Reproduce all entries precisely, down to the last character.

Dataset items
######

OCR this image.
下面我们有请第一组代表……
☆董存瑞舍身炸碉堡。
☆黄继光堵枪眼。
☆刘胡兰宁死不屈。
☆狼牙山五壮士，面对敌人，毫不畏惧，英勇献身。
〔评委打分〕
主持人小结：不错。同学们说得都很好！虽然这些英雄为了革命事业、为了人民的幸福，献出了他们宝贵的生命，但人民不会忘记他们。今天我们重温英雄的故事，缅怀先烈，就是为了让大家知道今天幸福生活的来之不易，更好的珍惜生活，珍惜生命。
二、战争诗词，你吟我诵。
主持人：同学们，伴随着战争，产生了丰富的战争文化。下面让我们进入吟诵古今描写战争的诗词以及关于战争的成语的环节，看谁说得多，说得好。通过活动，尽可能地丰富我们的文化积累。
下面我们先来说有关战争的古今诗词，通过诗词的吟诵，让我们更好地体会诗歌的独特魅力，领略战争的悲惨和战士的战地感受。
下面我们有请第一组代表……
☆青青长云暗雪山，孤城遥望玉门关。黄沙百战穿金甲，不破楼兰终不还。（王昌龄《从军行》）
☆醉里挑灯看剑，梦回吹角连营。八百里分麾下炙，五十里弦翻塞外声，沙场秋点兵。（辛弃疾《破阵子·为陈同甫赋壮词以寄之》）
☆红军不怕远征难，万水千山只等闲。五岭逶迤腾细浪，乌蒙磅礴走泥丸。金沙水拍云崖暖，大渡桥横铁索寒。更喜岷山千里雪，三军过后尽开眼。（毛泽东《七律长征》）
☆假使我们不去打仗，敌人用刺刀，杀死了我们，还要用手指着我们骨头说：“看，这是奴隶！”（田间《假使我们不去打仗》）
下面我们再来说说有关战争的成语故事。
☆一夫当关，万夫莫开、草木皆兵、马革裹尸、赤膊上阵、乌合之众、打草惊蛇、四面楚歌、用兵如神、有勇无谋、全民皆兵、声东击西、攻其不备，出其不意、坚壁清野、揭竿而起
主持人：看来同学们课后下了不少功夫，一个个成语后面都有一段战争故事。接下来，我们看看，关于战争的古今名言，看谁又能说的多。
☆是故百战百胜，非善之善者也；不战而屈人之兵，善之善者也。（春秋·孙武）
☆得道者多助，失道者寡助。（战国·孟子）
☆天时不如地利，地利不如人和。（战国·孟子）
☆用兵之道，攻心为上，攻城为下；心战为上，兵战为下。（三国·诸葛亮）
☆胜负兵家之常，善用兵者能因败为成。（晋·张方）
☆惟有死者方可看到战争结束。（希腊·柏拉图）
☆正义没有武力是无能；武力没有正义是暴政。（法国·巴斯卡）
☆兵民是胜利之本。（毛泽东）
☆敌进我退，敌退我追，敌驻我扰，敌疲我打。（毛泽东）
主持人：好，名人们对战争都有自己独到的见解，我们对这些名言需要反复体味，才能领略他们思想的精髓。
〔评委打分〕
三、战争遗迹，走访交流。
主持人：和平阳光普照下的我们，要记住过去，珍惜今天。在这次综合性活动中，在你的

######

FINAL RESULT:
OCR this image.
下面我们有请第一组代表……
☆董存瑞舍身炸碉堡。
☆黄继光堵枪眼。
☆刘胡兰宁死不屈。
☆狼牙山五壮士，面对敌人，毫不畏惧，英勇献身。
〔评委打分〕
主持人小结：不错。同学们说得都很好！虽然这些英雄为了革命事业、为了人民的幸福，献出了他们宝贵的生命，但人民不会忘记他们。今天我们重温英雄的故事，缅怀先烈，就是为了让大家知道今天幸福生活的来之不易，更好的珍惜生活，珍惜生命。
二、战争诗词，你吟我诵。
主持人：同学们，伴随着战争，产生了丰富的战争文化。下面让我们进入吟诵古今描写战争的诗词以及关于战争的成语的环节，看谁说得多，说得好。通过活动，尽可能地丰富我们的文化积累。
下面我们先来说有关战争的古今诗词，通过诗词的吟诵，让我们更好地体会诗歌的独特魅力，领略战争的悲惨和战士的战地感受。
下面我们有请第一组代表……
☆青青长云暗雪山，孤城遥望玉门关。黄沙百战穿金甲，不破楼兰终不还。（王昌龄《从军行》）
☆醉里挑灯看剑，梦回吹角连营。八百里分麾下炙，五十里弦翻塞外声，沙场秋点兵。（辛弃疾《破阵子·为陈同甫赋壮词以寄之》）
☆红军不怕远征难，万水千山只等闲。五岭逶迤腾细浪，乌蒙磅礴走泥丸。金沙水拍云崖暖，大渡桥横铁索寒。更喜岷山千里雪，三军过后尽开眼。（毛泽东《七律长征》）
☆假使我们不去打仗，敌人用刺刀，杀死了我们，还要用手指着我们骨头说：“看，这是奴隶！”（田间《假使我们不去打仗》）
下面我们再来说说有关战争的成语故事。
☆一夫当关，万夫莫开、草木皆兵、马革裹尸、赤膊上阵、乌合之众、打草惊蛇、四面楚歌、用兵如神、有勇无谋、全民皆兵、声东击西、攻其不备，出其不意、坚壁清野、揭竿而起
主持人：看来同学们课后下了不少功夫，一个个成语后面都有一段战争故事。接下来，我们看看，关于战争的古今名言，看谁又能说的多。
☆是故百战百胜，非善之善者也；不战而屈人之兵，善之善者也。（春秋·孙武）
☆得道者多助，失道者寡助。（战国·孟子）
☆天时不如地利，地利不如人和。（战国·孟子）
☆用兵之道，攻心为上，攻城为下；心战为上，兵战为下。（三国·诸葛亮）
☆胜负兵家之常，善用兵者能因败为成。（晋·张方）
☆惟有死者方可看到战争结束。（希腊·柏拉图）
☆正义没有武力是无能；武力没有正义是暴政。（法国·巴斯卡）
☆兵民是胜利之本。（毛泽东）
☆敌进我退，敌退我追，敌驻我扰，敌疲我打。（毛泽东）
主持人：好，名人们对战争都有自己独到的见解，我们对这些名言需要反复体味，才能领略他们思想的精髓。
〔评委打分〕
三、战争遗迹，走访交流。
主持人：和平阳光普照下的我们，要记住过去，珍惜今天。在这次综合性活动中，在你的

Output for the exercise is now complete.